Collected data entries:
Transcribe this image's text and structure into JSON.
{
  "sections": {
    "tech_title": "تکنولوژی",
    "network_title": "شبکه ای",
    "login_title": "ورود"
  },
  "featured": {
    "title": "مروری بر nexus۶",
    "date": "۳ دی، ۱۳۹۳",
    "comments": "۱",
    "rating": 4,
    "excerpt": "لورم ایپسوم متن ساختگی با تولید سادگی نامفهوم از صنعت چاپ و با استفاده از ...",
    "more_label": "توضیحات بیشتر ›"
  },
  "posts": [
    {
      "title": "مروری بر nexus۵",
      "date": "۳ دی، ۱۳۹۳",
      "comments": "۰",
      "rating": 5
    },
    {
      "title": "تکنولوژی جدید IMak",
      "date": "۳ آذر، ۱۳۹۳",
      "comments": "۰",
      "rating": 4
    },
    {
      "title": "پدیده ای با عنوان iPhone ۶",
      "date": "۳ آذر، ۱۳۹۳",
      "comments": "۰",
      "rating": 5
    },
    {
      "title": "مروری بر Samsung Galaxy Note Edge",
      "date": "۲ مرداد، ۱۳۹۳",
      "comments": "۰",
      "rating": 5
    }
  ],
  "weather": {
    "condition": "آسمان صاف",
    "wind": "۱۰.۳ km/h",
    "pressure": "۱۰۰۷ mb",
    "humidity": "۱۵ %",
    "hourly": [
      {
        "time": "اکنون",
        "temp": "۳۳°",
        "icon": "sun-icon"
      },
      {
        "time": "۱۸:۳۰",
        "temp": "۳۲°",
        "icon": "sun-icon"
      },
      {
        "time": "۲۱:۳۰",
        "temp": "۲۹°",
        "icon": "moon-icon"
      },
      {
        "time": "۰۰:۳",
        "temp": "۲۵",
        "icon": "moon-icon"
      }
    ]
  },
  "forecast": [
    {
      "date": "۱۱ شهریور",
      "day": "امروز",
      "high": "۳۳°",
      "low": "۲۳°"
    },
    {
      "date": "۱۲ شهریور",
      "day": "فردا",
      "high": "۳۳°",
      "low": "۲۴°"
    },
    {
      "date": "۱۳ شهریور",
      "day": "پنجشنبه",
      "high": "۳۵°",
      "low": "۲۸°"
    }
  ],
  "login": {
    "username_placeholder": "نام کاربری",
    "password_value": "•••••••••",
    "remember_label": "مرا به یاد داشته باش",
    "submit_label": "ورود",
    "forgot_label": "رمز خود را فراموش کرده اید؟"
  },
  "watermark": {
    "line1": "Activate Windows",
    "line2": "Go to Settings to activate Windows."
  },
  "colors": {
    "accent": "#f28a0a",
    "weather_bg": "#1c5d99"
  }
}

- Exercise goal -
Every line that holds the string "Windows" should be returned.

- Expected answer -
    "line1": "Activate Windows",
    "line2": "Go to Settings to activate Windows."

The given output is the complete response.